WHAT THE TASK REQUIRES. Please reproduce the records below with "Patent image size" swapped out for "Figure dimensions" everywhere it occurs, leaving everything else unchanged. Omit the pictures from your answer.

Extracted records
* START *

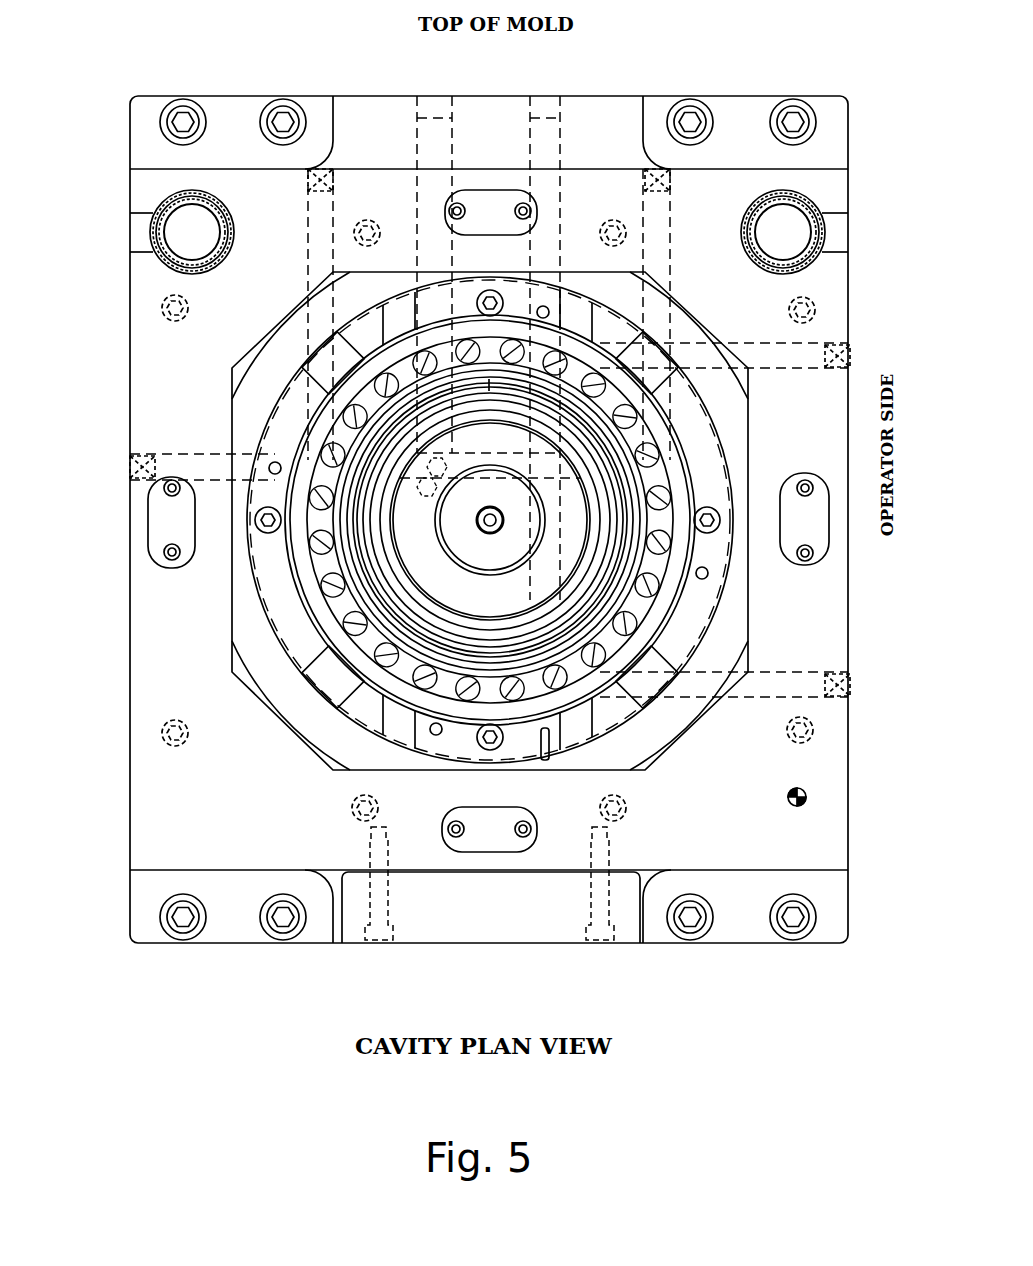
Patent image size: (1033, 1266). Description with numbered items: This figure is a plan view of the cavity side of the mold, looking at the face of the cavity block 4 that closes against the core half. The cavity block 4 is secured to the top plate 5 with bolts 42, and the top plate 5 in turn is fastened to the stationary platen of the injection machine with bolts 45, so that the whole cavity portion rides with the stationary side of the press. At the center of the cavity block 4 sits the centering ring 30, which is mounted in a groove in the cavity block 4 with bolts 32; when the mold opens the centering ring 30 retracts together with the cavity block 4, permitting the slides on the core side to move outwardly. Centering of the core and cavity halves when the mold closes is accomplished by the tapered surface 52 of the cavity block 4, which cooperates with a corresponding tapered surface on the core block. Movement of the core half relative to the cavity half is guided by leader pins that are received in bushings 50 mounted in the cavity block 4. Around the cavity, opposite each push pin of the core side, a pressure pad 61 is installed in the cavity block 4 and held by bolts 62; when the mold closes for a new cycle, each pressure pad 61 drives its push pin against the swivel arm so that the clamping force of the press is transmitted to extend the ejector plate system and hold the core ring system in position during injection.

The cavity block 4 is at (752, 845).
The top plate 5 is at (728, 900).
The centering ring 30 is at (685, 632).
The bolts 32 is at (505, 742).
The bolts 42 is at (615, 820).
The bolts 45 is at (690, 912).
The bushing 50 is at (163, 207).
The tapered surface 52 is at (265, 705).
The pressure pad 61 is at (478, 200).
The bolts 62 is at (453, 196).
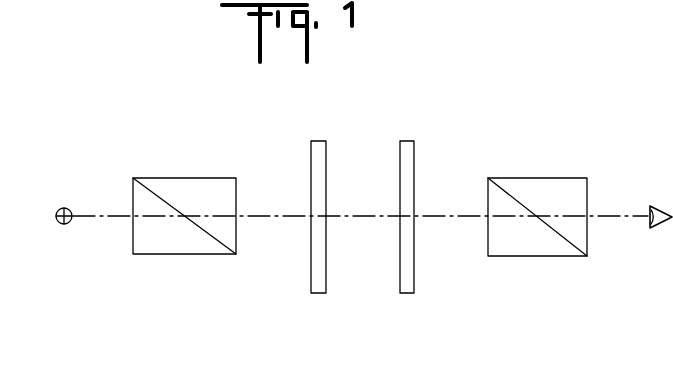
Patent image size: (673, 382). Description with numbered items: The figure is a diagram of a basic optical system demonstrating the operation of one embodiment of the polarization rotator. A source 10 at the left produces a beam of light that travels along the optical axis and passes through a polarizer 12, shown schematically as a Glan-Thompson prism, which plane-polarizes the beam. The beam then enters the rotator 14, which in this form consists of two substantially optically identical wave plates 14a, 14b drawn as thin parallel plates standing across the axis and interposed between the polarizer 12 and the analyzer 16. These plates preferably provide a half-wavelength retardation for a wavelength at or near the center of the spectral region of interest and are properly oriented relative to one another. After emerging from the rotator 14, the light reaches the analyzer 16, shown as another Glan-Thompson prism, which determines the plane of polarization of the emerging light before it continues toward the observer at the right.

The source 10 is at (63, 207).
The polarizer 12 is at (191, 177).
The rotator 14 is at (366, 195).
The wave plate 14a is at (311, 260).
The wave plate 14b is at (414, 260).
The analyzer 16 is at (545, 178).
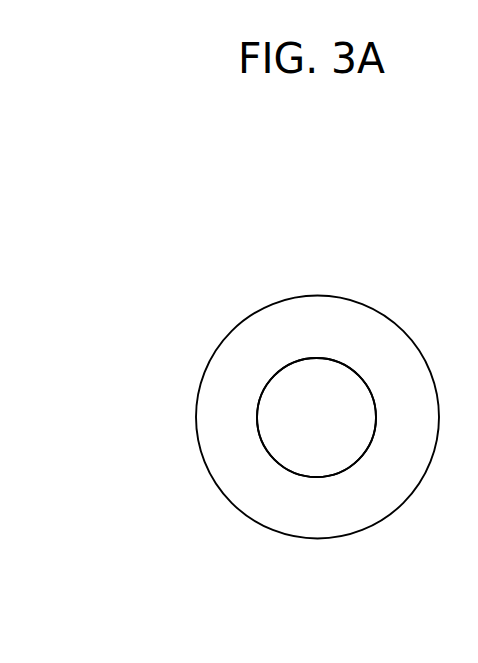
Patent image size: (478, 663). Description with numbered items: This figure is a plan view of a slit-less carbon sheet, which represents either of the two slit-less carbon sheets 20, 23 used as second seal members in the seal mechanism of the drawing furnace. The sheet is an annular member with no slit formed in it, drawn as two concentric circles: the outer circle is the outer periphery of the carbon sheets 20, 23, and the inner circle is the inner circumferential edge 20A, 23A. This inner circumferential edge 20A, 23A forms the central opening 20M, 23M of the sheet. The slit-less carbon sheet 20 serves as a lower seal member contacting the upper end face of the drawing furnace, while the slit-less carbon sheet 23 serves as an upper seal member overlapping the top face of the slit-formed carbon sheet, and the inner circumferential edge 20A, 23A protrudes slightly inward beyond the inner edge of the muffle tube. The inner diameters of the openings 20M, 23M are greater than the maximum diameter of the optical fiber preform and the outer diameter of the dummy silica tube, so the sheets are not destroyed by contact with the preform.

The slit-less carbon sheet 20 is at (274, 423).
The slit-less carbon sheet 23 is at (274, 423).
The opening 20M is at (243, 376).
The opening 23M is at (287, 390).
The inner circumferential edge 20A is at (329, 355).
The inner circumferential edge 23A is at (337, 360).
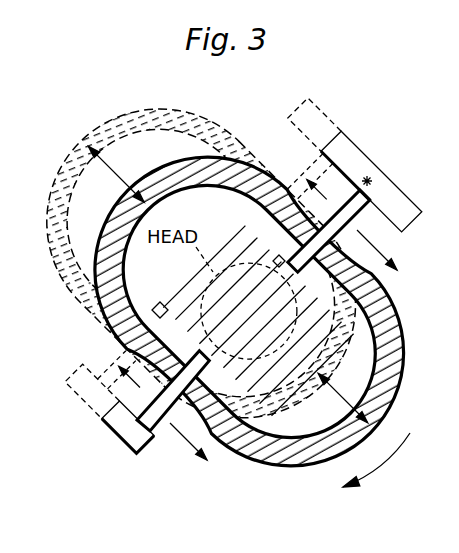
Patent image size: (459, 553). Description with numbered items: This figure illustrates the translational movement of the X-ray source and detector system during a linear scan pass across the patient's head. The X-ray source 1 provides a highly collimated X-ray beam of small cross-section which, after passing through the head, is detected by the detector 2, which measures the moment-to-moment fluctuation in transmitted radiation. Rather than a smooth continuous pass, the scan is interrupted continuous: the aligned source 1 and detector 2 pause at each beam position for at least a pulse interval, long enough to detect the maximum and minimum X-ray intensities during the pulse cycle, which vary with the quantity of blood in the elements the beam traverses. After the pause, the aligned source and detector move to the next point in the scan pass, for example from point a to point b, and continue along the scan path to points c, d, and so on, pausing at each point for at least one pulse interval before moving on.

The X-ray source 1 is at (369, 156).
The detector 2 is at (122, 440).
The scan pass point a is at (204, 262).
The scan pass point b is at (216, 275).
The scan pass point c is at (228, 286).
The scan pass point d is at (240, 298).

* END *

RESPONSE TO THE EXERCISE.
Figure dimensions: (1033, 1266). Description with numbered items: This figure is a plan view of the cavity side of the mold, looking at the face of the cavity block 4 that closes against the core half. The cavity block 4 is secured to the top plate 5 with bolts 42, and the top plate 5 in turn is fastened to the stationary platen of the injection machine with bolts 45, so that the whole cavity portion rides with the stationary side of the press. At the center of the cavity block 4 sits the centering ring 30, which is mounted in a groove in the cavity block 4 with bolts 32; when the mold opens the centering ring 30 retracts together with the cavity block 4, permitting the slides on the core side to move outwardly. Centering of the core and cavity halves when the mold closes is accomplished by the tapered surface 52 of the cavity block 4, which cooperates with a corresponding tapered surface on the core block. Movement of the core half relative to the cavity half is guided by leader pins that are received in bushings 50 mounted in the cavity block 4. Around the cavity, opposite each push pin of the core side, a pressure pad 61 is installed in the cavity block 4 and held by bolts 62; when the mold closes for a new cycle, each pressure pad 61 drives its push pin against the swivel arm so that the clamping force of the press is transmitted to extend the ejector plate system and hold the core ring system in position during injection.

The cavity block 4 is at (752, 845).
The top plate 5 is at (728, 900).
The centering ring 30 is at (685, 632).
The bolts 32 is at (505, 742).
The bolts 42 is at (615, 820).
The bolts 45 is at (690, 912).
The bushing 50 is at (163, 207).
The tapered surface 52 is at (265, 705).
The pressure pad 61 is at (478, 200).
The bolts 62 is at (453, 196).
Figure dimensions: (673, 382). Description with numbered items: The figure is a diagram of a basic optical system demonstrating the operation of one embodiment of the polarization rotator. A source 10 at the left produces a beam of light that travels along the optical axis and passes through a polarizer 12, shown schematically as a Glan-Thompson prism, which plane-polarizes the beam. The beam then enters the rotator 14, which in this form consists of two substantially optically identical wave plates 14a, 14b drawn as thin parallel plates standing across the axis and interposed between the polarizer 12 and the analyzer 16. These plates preferably provide a half-wavelength retardation for a wavelength at or near the center of the spectral region of interest and are properly oriented relative to one another. After emerging from the rotator 14, the light reaches the analyzer 16, shown as another Glan-Thompson prism, which determines the plane of polarization of the emerging light before it continues toward the observer at the right.

The source 10 is at (63, 207).
The polarizer 12 is at (191, 177).
The rotator 14 is at (366, 195).
The wave plate 14a is at (311, 260).
The wave plate 14b is at (414, 260).
The analyzer 16 is at (545, 178).
Figure dimensions: (478, 663). Description with numbered items: This figure is a plan view of a slit-less carbon sheet, which represents either of the two slit-less carbon sheets 20, 23 used as second seal members in the seal mechanism of the drawing furnace. The sheet is an annular member with no slit formed in it, drawn as two concentric circles: the outer circle is the outer periphery of the carbon sheets 20, 23, and the inner circle is the inner circumferential edge 20A, 23A. This inner circumferential edge 20A, 23A forms the central opening 20M, 23M of the sheet. The slit-less carbon sheet 20 serves as a lower seal member contacting the upper end face of the drawing furnace, while the slit-less carbon sheet 23 serves as an upper seal member overlapping the top face of the slit-formed carbon sheet, and the inner circumferential edge 20A, 23A protrudes slightly inward beyond the inner edge of the muffle tube. The inner diameters of the openings 20M, 23M are greater than the maximum diameter of the optical fiber preform and the outer diameter of the dummy silica tube, so the sheets are not destroyed by contact with the preform.

The slit-less carbon sheet 20 is at (274, 423).
The slit-less carbon sheet 23 is at (274, 423).
The opening 20M is at (243, 376).
The opening 23M is at (287, 390).
The inner circumferential edge 20A is at (329, 355).
The inner circumferential edge 23A is at (337, 360).
Figure dimensions: (459, 553). Description with numbered items: This figure illustrates the translational movement of the X-ray source and detector system during a linear scan pass across the patient's head. The X-ray source 1 provides a highly collimated X-ray beam of small cross-section which, after passing through the head, is detected by the detector 2, which measures the moment-to-moment fluctuation in transmitted radiation. Rather than a smooth continuous pass, the scan is interrupted continuous: the aligned source 1 and detector 2 pause at each beam position for at least a pulse interval, long enough to detect the maximum and minimum X-ray intensities during the pulse cycle, which vary with the quantity of blood in the elements the beam traverses. After the pause, the aligned source and detector move to the next point in the scan pass, for example from point a to point b, and continue along the scan path to points c, d, and so on, pausing at each point for at least one pulse interval before moving on.

The X-ray source 1 is at (369, 156).
The detector 2 is at (122, 440).
The scan pass point a is at (204, 262).
The scan pass point b is at (216, 275).
The scan pass point c is at (228, 286).
The scan pass point d is at (240, 298).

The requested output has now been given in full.